## WORK TO COMPLETE
Can you reproduce every one of the rows below verbatim, changing nothing?
--
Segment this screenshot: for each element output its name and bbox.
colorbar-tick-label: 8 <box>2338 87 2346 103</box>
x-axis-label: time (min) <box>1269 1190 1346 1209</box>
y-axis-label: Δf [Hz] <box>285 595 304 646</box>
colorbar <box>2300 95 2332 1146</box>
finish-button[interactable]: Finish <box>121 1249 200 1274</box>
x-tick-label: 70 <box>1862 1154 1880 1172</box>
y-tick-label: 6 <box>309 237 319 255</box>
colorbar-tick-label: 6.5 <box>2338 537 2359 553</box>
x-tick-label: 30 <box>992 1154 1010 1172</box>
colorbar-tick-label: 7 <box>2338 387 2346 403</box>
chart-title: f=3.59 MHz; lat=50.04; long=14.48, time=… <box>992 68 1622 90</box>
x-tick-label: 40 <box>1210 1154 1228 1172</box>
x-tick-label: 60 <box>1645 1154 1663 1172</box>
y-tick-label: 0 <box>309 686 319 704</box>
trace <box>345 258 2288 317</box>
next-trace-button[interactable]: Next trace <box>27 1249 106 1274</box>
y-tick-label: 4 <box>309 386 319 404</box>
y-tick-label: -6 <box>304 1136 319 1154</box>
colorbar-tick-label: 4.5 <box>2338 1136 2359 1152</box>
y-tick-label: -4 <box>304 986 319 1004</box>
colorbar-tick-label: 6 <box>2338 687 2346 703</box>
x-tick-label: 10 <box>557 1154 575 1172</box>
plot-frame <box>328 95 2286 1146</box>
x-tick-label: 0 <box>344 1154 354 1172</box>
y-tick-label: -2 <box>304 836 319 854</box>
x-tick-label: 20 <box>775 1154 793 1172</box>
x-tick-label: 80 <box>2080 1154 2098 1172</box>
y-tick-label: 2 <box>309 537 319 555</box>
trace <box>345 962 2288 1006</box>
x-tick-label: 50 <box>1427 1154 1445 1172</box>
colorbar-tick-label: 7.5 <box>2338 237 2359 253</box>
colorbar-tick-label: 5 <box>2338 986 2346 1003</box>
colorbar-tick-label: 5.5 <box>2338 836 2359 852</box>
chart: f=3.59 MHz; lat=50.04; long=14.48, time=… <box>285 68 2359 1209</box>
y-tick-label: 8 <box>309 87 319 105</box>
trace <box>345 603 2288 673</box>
--
## RESPONSE TO THIS EXERCISE
Segment this screenshot: for each element output its name and bbox.
colorbar-tick-label: 8 <box>2338 87 2346 103</box>
x-axis-label: time (min) <box>1269 1190 1346 1209</box>
y-axis-label: Δf [Hz] <box>285 595 304 646</box>
colorbar <box>2300 95 2332 1146</box>
finish-button[interactable]: Finish <box>121 1249 200 1274</box>
x-tick-label: 70 <box>1862 1154 1880 1172</box>
y-tick-label: 6 <box>309 237 319 255</box>
colorbar-tick-label: 6.5 <box>2338 537 2359 553</box>
x-tick-label: 30 <box>992 1154 1010 1172</box>
colorbar-tick-label: 7 <box>2338 387 2346 403</box>
chart-title: f=3.59 MHz; lat=50.04; long=14.48, time=… <box>992 68 1622 90</box>
x-tick-label: 40 <box>1210 1154 1228 1172</box>
x-tick-label: 60 <box>1645 1154 1663 1172</box>
y-tick-label: 0 <box>309 686 319 704</box>
trace <box>345 258 2288 317</box>
next-trace-button[interactable]: Next trace <box>27 1249 106 1274</box>
y-tick-label: 4 <box>309 386 319 404</box>
y-tick-label: -6 <box>304 1136 319 1154</box>
colorbar-tick-label: 4.5 <box>2338 1136 2359 1152</box>
y-tick-label: -4 <box>304 986 319 1004</box>
colorbar-tick-label: 6 <box>2338 687 2346 703</box>
x-tick-label: 10 <box>557 1154 575 1172</box>
plot-frame <box>328 95 2286 1146</box>
x-tick-label: 0 <box>344 1154 354 1172</box>
y-tick-label: -2 <box>304 836 319 854</box>
x-tick-label: 20 <box>775 1154 793 1172</box>
x-tick-label: 80 <box>2080 1154 2098 1172</box>
y-tick-label: 2 <box>309 537 319 555</box>
trace <box>345 962 2288 1006</box>
x-tick-label: 50 <box>1427 1154 1445 1172</box>
colorbar-tick-label: 7.5 <box>2338 237 2359 253</box>
colorbar-tick-label: 5 <box>2338 986 2346 1003</box>
colorbar-tick-label: 5.5 <box>2338 836 2359 852</box>
chart: f=3.59 MHz; lat=50.04; long=14.48, time=… <box>285 68 2359 1209</box>
y-tick-label: 8 <box>309 87 319 105</box>
trace <box>345 603 2288 673</box>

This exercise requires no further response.